- **REQUIREMENT**
All records below must be retyped exactly.

- **DATA ROWS**
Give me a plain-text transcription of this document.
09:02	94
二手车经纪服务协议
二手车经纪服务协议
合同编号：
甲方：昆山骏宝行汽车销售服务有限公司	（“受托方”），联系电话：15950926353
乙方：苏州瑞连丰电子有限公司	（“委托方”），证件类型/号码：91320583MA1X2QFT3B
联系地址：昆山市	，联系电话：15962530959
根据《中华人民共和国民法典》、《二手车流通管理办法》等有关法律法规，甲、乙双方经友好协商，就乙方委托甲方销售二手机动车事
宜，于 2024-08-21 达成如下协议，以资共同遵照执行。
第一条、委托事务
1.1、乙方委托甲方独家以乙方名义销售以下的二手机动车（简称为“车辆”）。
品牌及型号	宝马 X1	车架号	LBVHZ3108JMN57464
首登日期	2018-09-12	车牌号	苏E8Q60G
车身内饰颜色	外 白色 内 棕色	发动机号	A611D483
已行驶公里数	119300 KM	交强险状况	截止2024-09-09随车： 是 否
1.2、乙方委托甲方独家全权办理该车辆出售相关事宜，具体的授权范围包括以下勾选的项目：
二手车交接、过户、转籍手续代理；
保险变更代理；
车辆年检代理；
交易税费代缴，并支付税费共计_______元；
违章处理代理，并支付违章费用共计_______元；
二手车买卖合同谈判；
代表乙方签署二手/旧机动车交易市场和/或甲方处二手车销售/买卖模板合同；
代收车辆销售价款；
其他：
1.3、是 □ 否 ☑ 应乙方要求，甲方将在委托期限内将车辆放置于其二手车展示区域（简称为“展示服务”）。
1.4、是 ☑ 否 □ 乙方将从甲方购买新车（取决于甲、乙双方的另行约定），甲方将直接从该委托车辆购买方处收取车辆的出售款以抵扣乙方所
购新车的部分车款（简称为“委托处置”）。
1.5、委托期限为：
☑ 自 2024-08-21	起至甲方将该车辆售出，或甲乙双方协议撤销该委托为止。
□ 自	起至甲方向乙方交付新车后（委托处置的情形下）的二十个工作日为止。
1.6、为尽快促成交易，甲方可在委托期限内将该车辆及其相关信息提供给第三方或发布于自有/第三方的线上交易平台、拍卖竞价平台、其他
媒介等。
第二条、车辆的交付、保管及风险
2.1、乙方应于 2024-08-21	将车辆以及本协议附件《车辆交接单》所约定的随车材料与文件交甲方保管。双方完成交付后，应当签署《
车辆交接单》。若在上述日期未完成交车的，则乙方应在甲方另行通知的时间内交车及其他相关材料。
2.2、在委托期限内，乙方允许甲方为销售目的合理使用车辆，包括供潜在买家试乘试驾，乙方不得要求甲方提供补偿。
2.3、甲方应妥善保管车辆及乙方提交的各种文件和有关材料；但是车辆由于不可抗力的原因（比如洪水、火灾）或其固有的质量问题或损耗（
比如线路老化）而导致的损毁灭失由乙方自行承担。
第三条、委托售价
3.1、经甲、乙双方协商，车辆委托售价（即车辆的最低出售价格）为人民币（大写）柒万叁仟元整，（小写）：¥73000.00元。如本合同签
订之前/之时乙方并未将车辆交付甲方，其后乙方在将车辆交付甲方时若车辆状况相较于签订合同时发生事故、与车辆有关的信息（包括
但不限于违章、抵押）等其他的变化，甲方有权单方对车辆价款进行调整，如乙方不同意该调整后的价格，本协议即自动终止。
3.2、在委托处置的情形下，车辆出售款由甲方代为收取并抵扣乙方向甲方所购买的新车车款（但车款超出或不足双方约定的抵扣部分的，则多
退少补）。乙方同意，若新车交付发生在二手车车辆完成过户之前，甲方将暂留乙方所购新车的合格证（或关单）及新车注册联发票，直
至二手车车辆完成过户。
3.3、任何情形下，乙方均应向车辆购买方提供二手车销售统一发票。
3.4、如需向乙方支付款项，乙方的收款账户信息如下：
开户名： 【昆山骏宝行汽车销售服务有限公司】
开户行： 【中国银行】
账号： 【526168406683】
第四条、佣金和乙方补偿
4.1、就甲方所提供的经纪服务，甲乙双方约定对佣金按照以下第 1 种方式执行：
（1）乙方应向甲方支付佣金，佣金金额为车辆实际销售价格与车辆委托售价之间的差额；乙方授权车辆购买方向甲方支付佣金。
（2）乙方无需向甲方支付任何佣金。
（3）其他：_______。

- **REPLY**
Give me a plain-text transcription of this document.
09:02	94
二手车经纪服务协议
二手车经纪服务协议
合同编号：
甲方：昆山骏宝行汽车销售服务有限公司	（“受托方”），联系电话：15950926353
乙方：苏州瑞连丰电子有限公司	（“委托方”），证件类型/号码：91320583MA1X2QFT3B
联系地址：昆山市	，联系电话：15962530959
根据《中华人民共和国民法典》、《二手车流通管理办法》等有关法律法规，甲、乙双方经友好协商，就乙方委托甲方销售二手机动车事
宜，于 2024-08-21 达成如下协议，以资共同遵照执行。
第一条、委托事务
1.1、乙方委托甲方独家以乙方名义销售以下的二手机动车（简称为“车辆”）。
品牌及型号	宝马 X1	车架号	LBVHZ3108JMN57464
首登日期	2018-09-12	车牌号	苏E8Q60G
车身内饰颜色	外 白色 内 棕色	发动机号	A611D483
已行驶公里数	119300 KM	交强险状况	截止2024-09-09随车： 是 否
1.2、乙方委托甲方独家全权办理该车辆出售相关事宜，具体的授权范围包括以下勾选的项目：
二手车交接、过户、转籍手续代理；
保险变更代理；
车辆年检代理；
交易税费代缴，并支付税费共计_______元；
违章处理代理，并支付违章费用共计_______元；
二手车买卖合同谈判；
代表乙方签署二手/旧机动车交易市场和/或甲方处二手车销售/买卖模板合同；
代收车辆销售价款；
其他：
1.3、是 □ 否 ☑ 应乙方要求，甲方将在委托期限内将车辆放置于其二手车展示区域（简称为“展示服务”）。
1.4、是 ☑ 否 □ 乙方将从甲方购买新车（取决于甲、乙双方的另行约定），甲方将直接从该委托车辆购买方处收取车辆的出售款以抵扣乙方所
购新车的部分车款（简称为“委托处置”）。
1.5、委托期限为：
☑ 自 2024-08-21	起至甲方将该车辆售出，或甲乙双方协议撤销该委托为止。
□ 自	起至甲方向乙方交付新车后（委托处置的情形下）的二十个工作日为止。
1.6、为尽快促成交易，甲方可在委托期限内将该车辆及其相关信息提供给第三方或发布于自有/第三方的线上交易平台、拍卖竞价平台、其他
媒介等。
第二条、车辆的交付、保管及风险
2.1、乙方应于 2024-08-21	将车辆以及本协议附件《车辆交接单》所约定的随车材料与文件交甲方保管。双方完成交付后，应当签署《
车辆交接单》。若在上述日期未完成交车的，则乙方应在甲方另行通知的时间内交车及其他相关材料。
2.2、在委托期限内，乙方允许甲方为销售目的合理使用车辆，包括供潜在买家试乘试驾，乙方不得要求甲方提供补偿。
2.3、甲方应妥善保管车辆及乙方提交的各种文件和有关材料；但是车辆由于不可抗力的原因（比如洪水、火灾）或其固有的质量问题或损耗（
比如线路老化）而导致的损毁灭失由乙方自行承担。
第三条、委托售价
3.1、经甲、乙双方协商，车辆委托售价（即车辆的最低出售价格）为人民币（大写）柒万叁仟元整，（小写）：¥73000.00元。如本合同签
订之前/之时乙方并未将车辆交付甲方，其后乙方在将车辆交付甲方时若车辆状况相较于签订合同时发生事故、与车辆有关的信息（包括
但不限于违章、抵押）等其他的变化，甲方有权单方对车辆价款进行调整，如乙方不同意该调整后的价格，本协议即自动终止。
3.2、在委托处置的情形下，车辆出售款由甲方代为收取并抵扣乙方向甲方所购买的新车车款（但车款超出或不足双方约定的抵扣部分的，则多
退少补）。乙方同意，若新车交付发生在二手车车辆完成过户之前，甲方将暂留乙方所购新车的合格证（或关单）及新车注册联发票，直
至二手车车辆完成过户。
3.3、任何情形下，乙方均应向车辆购买方提供二手车销售统一发票。
3.4、如需向乙方支付款项，乙方的收款账户信息如下：
开户名： 【昆山骏宝行汽车销售服务有限公司】
开户行： 【中国银行】
账号： 【526168406683】
第四条、佣金和乙方补偿
4.1、就甲方所提供的经纪服务，甲乙双方约定对佣金按照以下第 1 种方式执行：
（1）乙方应向甲方支付佣金，佣金金额为车辆实际销售价格与车辆委托售价之间的差额；乙方授权车辆购买方向甲方支付佣金。
（2）乙方无需向甲方支付任何佣金。
（3）其他：_______。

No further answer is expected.